# [Work to complete]
State how many lines in the entries below contain "have". Write nothing but the number.

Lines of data
——————

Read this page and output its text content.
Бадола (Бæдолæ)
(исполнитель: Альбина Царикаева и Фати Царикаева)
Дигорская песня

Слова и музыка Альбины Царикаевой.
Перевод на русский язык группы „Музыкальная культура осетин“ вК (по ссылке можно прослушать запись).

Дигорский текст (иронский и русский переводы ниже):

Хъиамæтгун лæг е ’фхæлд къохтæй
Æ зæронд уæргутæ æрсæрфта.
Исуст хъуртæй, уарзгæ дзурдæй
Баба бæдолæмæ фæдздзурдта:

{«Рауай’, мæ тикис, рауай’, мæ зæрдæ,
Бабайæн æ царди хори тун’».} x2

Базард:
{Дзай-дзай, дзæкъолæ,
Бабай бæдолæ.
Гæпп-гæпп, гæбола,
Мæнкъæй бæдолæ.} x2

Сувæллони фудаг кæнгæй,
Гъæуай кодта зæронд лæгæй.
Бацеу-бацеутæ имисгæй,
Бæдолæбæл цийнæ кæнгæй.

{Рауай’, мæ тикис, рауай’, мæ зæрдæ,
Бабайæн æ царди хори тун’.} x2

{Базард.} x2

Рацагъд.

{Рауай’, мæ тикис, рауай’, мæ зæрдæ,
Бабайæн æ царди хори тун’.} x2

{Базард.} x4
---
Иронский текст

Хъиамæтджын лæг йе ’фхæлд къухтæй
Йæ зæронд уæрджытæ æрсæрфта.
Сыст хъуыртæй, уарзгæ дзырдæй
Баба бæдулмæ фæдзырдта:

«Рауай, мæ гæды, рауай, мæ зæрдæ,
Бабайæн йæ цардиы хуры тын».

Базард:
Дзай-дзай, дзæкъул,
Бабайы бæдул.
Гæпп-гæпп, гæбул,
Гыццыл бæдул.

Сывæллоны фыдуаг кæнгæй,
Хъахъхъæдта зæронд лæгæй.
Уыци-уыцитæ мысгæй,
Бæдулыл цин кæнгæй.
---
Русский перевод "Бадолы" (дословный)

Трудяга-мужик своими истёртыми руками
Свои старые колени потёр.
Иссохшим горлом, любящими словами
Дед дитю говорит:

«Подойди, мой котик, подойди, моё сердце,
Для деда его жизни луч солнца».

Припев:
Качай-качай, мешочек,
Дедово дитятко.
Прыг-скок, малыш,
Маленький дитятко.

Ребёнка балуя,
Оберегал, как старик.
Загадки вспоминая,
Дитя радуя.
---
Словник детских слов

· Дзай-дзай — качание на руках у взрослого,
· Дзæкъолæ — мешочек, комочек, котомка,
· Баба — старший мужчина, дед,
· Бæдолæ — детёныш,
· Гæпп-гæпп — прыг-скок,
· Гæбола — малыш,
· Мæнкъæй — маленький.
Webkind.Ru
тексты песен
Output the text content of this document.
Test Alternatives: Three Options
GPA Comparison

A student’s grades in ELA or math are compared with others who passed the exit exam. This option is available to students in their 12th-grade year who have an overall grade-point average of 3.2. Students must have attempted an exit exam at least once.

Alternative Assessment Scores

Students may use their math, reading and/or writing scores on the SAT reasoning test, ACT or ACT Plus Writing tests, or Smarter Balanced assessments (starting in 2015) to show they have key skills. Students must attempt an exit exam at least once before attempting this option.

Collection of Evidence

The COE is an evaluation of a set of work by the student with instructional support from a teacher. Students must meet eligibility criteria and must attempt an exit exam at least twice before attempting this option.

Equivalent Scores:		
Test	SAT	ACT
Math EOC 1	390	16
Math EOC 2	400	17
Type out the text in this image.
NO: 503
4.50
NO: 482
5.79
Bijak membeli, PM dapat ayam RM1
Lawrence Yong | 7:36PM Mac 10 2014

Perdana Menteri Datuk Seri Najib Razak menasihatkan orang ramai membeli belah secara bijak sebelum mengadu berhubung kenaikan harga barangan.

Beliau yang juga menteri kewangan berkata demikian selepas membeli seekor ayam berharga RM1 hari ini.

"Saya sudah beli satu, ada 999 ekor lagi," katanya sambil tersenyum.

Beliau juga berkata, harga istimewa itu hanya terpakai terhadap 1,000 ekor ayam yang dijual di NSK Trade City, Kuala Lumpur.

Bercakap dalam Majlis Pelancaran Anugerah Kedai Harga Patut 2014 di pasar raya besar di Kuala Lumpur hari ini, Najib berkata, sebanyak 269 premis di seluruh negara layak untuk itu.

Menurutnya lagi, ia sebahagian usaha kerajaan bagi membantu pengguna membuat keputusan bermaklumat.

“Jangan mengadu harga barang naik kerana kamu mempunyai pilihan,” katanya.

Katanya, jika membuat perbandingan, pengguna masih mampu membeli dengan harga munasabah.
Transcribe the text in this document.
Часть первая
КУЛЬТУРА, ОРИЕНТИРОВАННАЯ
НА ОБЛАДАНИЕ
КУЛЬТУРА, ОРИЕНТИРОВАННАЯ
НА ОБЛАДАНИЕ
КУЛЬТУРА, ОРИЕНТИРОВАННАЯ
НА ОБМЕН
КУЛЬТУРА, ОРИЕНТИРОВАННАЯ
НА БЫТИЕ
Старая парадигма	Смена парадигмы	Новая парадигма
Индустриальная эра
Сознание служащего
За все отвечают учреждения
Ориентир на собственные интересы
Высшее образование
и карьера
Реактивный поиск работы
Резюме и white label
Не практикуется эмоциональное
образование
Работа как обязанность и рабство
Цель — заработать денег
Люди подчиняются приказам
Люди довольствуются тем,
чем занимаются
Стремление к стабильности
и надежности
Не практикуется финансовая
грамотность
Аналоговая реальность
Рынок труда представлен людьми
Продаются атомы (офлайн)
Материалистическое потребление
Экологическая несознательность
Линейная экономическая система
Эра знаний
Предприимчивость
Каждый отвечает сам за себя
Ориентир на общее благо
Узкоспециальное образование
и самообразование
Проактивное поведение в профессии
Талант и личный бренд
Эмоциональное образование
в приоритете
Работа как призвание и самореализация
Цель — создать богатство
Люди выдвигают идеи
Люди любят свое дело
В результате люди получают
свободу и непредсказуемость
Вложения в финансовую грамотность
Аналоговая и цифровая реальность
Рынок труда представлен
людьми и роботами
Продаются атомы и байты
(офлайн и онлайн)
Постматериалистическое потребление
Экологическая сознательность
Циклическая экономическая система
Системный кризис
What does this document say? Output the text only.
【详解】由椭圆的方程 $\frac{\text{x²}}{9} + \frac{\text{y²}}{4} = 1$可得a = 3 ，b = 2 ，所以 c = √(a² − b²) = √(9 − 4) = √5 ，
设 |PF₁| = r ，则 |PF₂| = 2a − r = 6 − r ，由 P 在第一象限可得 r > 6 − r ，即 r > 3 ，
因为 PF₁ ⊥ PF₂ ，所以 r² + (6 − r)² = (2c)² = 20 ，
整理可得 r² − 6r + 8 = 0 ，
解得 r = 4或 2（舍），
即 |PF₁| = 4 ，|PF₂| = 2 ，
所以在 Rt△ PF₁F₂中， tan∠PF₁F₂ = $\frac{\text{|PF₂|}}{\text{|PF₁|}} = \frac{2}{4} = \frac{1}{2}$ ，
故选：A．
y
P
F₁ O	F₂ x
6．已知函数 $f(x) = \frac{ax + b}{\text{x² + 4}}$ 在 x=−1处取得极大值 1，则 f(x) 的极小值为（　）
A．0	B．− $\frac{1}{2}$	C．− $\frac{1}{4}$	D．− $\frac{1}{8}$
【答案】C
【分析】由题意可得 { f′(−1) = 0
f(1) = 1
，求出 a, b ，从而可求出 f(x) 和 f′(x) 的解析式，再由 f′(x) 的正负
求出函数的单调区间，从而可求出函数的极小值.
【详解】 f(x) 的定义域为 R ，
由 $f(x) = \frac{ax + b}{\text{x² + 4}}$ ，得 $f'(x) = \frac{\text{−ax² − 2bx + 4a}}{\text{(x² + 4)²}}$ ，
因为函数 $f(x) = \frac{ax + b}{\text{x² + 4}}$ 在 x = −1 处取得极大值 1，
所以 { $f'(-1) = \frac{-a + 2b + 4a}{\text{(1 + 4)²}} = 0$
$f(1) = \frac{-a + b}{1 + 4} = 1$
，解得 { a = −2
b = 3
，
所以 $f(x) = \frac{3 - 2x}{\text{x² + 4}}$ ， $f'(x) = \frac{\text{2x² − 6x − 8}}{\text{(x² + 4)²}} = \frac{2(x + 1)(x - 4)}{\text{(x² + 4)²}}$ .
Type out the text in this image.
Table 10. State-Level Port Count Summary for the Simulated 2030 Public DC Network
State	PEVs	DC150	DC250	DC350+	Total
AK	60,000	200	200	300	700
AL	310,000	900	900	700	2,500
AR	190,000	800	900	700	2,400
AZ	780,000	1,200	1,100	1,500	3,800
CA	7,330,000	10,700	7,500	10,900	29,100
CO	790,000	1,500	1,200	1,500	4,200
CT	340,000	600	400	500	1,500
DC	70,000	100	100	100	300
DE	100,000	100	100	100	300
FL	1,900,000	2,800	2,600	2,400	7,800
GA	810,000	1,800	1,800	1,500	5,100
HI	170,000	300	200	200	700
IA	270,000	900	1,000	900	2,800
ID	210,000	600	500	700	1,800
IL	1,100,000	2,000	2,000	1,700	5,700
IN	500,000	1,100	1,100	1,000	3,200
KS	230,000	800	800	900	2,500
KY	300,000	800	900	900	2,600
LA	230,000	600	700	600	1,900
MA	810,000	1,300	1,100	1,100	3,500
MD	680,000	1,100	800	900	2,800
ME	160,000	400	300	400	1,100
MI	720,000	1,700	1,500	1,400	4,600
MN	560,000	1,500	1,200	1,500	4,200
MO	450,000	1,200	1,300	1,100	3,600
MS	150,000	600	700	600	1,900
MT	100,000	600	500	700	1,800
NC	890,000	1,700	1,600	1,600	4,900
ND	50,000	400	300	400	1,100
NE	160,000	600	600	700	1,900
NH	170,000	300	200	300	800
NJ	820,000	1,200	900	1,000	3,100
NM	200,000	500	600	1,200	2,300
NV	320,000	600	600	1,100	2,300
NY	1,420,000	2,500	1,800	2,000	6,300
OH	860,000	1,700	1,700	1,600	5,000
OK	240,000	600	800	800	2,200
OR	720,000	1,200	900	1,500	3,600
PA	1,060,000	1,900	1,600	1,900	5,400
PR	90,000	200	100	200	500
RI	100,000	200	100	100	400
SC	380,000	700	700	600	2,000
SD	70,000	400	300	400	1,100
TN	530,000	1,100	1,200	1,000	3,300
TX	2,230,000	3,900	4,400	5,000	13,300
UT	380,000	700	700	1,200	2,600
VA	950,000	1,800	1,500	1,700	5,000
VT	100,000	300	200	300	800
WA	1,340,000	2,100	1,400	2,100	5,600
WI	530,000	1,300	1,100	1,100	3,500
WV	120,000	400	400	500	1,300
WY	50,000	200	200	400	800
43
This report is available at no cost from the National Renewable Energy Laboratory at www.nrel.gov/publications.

——————

# [In response]
2